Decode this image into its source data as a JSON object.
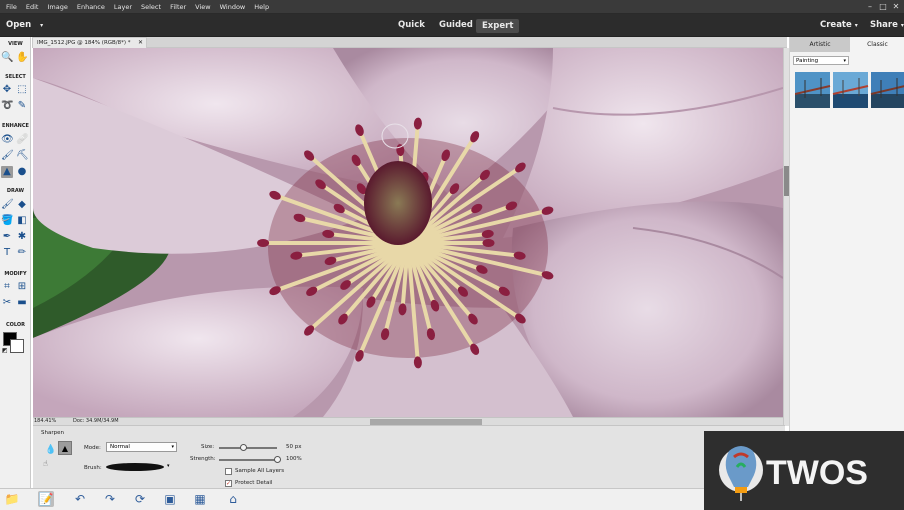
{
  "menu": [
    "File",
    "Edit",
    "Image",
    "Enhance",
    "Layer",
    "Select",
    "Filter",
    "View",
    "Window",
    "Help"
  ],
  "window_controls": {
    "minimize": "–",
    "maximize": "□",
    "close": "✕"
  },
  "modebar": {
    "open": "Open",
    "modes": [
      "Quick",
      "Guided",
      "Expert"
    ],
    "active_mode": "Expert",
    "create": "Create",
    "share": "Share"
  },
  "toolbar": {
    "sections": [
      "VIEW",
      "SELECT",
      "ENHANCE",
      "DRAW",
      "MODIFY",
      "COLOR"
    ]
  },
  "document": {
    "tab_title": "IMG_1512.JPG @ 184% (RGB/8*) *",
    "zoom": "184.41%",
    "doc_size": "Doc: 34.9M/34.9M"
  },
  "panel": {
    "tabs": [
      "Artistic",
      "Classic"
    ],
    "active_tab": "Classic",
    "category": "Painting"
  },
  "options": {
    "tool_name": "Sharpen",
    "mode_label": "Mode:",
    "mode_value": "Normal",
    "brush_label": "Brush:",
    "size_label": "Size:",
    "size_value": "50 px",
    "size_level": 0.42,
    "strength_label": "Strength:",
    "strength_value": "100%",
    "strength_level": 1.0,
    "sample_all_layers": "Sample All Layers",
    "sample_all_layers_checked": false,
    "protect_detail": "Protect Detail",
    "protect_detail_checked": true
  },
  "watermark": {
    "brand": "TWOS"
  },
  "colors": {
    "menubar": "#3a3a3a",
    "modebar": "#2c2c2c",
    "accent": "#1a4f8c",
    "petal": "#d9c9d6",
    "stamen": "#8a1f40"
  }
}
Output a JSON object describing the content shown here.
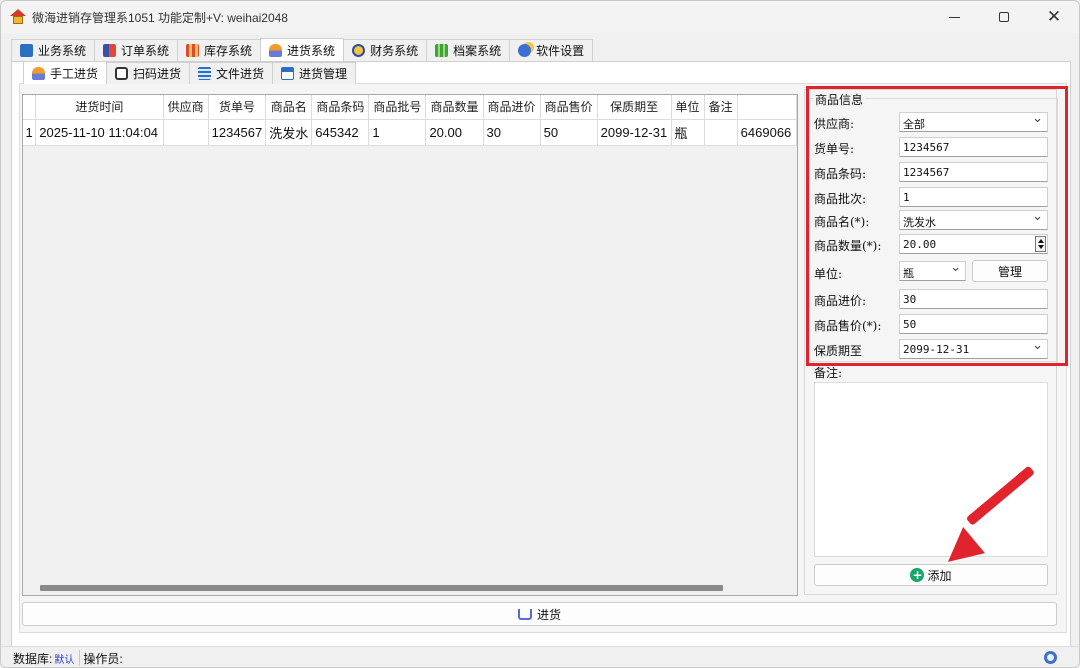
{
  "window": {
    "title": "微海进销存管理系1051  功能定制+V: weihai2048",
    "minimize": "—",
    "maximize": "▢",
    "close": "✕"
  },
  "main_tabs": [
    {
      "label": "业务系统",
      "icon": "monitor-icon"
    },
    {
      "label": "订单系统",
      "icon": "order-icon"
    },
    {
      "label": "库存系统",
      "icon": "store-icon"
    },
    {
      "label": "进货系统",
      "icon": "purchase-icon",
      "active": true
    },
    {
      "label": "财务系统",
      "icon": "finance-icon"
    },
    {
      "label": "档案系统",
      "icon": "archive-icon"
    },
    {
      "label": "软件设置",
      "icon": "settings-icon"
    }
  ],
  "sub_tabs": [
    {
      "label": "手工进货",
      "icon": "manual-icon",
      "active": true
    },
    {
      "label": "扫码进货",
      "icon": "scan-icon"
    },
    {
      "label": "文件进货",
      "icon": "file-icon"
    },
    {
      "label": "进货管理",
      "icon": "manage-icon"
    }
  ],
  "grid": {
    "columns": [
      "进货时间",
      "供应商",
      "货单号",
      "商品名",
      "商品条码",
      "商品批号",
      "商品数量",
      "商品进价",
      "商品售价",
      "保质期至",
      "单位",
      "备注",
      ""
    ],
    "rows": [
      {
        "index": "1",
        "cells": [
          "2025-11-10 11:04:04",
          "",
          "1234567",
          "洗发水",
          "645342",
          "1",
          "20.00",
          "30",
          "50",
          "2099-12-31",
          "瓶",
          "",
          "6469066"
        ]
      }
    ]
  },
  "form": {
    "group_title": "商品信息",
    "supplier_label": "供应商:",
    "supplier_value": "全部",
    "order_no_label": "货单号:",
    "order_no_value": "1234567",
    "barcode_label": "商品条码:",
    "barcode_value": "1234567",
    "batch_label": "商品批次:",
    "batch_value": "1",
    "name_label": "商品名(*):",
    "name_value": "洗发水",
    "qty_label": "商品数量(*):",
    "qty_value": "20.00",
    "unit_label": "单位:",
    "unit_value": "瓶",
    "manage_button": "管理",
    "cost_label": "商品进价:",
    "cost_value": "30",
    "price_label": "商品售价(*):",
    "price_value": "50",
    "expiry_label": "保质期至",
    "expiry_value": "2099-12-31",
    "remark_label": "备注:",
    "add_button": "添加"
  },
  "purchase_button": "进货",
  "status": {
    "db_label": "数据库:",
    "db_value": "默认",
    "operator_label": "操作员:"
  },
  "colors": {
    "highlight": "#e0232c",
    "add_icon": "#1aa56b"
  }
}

______________________________

## SET EXERCISE:
Without including any pictures, output all the entries above exactly.

## RESPONSE TO THIS EXERCISE:
Decode this image into its source data as a JSON object.
{
  "menu": [
    "File",
    "Edit",
    "Image",
    "Enhance",
    "Layer",
    "Select",
    "Filter",
    "View",
    "Window",
    "Help"
  ],
  "window_controls": {
    "minimize": "–",
    "maximize": "□",
    "close": "✕"
  },
  "modebar": {
    "open": "Open",
    "modes": [
      "Quick",
      "Guided",
      "Expert"
    ],
    "active_mode": "Expert",
    "create": "Create",
    "share": "Share"
  },
  "toolbar": {
    "sections": [
      "VIEW",
      "SELECT",
      "ENHANCE",
      "DRAW",
      "MODIFY",
      "COLOR"
    ]
  },
  "document": {
    "tab_title": "IMG_1512.JPG @ 184% (RGB/8*) *",
    "zoom": "184.41%",
    "doc_size": "Doc: 34.9M/34.9M"
  },
  "panel": {
    "tabs": [
      "Artistic",
      "Classic"
    ],
    "active_tab": "Classic",
    "category": "Painting"
  },
  "options": {
    "tool_name": "Sharpen",
    "mode_label": "Mode:",
    "mode_value": "Normal",
    "brush_label": "Brush:",
    "size_label": "Size:",
    "size_value": "50 px",
    "size_level": 0.42,
    "strength_label": "Strength:",
    "strength_value": "100%",
    "strength_level": 1.0,
    "sample_all_layers": "Sample All Layers",
    "sample_all_layers_checked": false,
    "protect_detail": "Protect Detail",
    "protect_detail_checked": true
  },
  "watermark": {
    "brand": "TWOS"
  },
  "colors": {
    "menubar": "#3a3a3a",
    "modebar": "#2c2c2c",
    "accent": "#1a4f8c",
    "petal": "#d9c9d6",
    "stamen": "#8a1f40"
  }
}
Output a JSON object describing the content shown here.
{
  "window": {
    "title": "微海进销存管理系1051  功能定制+V: weihai2048",
    "minimize": "—",
    "maximize": "▢",
    "close": "✕"
  },
  "main_tabs": [
    {
      "label": "业务系统",
      "icon": "monitor-icon"
    },
    {
      "label": "订单系统",
      "icon": "order-icon"
    },
    {
      "label": "库存系统",
      "icon": "store-icon"
    },
    {
      "label": "进货系统",
      "icon": "purchase-icon",
      "active": true
    },
    {
      "label": "财务系统",
      "icon": "finance-icon"
    },
    {
      "label": "档案系统",
      "icon": "archive-icon"
    },
    {
      "label": "软件设置",
      "icon": "settings-icon"
    }
  ],
  "sub_tabs": [
    {
      "label": "手工进货",
      "icon": "manual-icon",
      "active": true
    },
    {
      "label": "扫码进货",
      "icon": "scan-icon"
    },
    {
      "label": "文件进货",
      "icon": "file-icon"
    },
    {
      "label": "进货管理",
      "icon": "manage-icon"
    }
  ],
  "grid": {
    "columns": [
      "进货时间",
      "供应商",
      "货单号",
      "商品名",
      "商品条码",
      "商品批号",
      "商品数量",
      "商品进价",
      "商品售价",
      "保质期至",
      "单位",
      "备注",
      ""
    ],
    "rows": [
      {
        "index": "1",
        "cells": [
          "2025-11-10 11:04:04",
          "",
          "1234567",
          "洗发水",
          "645342",
          "1",
          "20.00",
          "30",
          "50",
          "2099-12-31",
          "瓶",
          "",
          "6469066"
        ]
      }
    ]
  },
  "form": {
    "group_title": "商品信息",
    "supplier_label": "供应商:",
    "supplier_value": "全部",
    "order_no_label": "货单号:",
    "order_no_value": "1234567",
    "barcode_label": "商品条码:",
    "barcode_value": "1234567",
    "batch_label": "商品批次:",
    "batch_value": "1",
    "name_label": "商品名(*):",
    "name_value": "洗发水",
    "qty_label": "商品数量(*):",
    "qty_value": "20.00",
    "unit_label": "单位:",
    "unit_value": "瓶",
    "manage_button": "管理",
    "cost_label": "商品进价:",
    "cost_value": "30",
    "price_label": "商品售价(*):",
    "price_value": "50",
    "expiry_label": "保质期至",
    "expiry_value": "2099-12-31",
    "remark_label": "备注:",
    "add_button": "添加"
  },
  "purchase_button": "进货",
  "status": {
    "db_label": "数据库:",
    "db_value": "默认",
    "operator_label": "操作员:"
  },
  "colors": {
    "highlight": "#e0232c",
    "add_icon": "#1aa56b"
  }
}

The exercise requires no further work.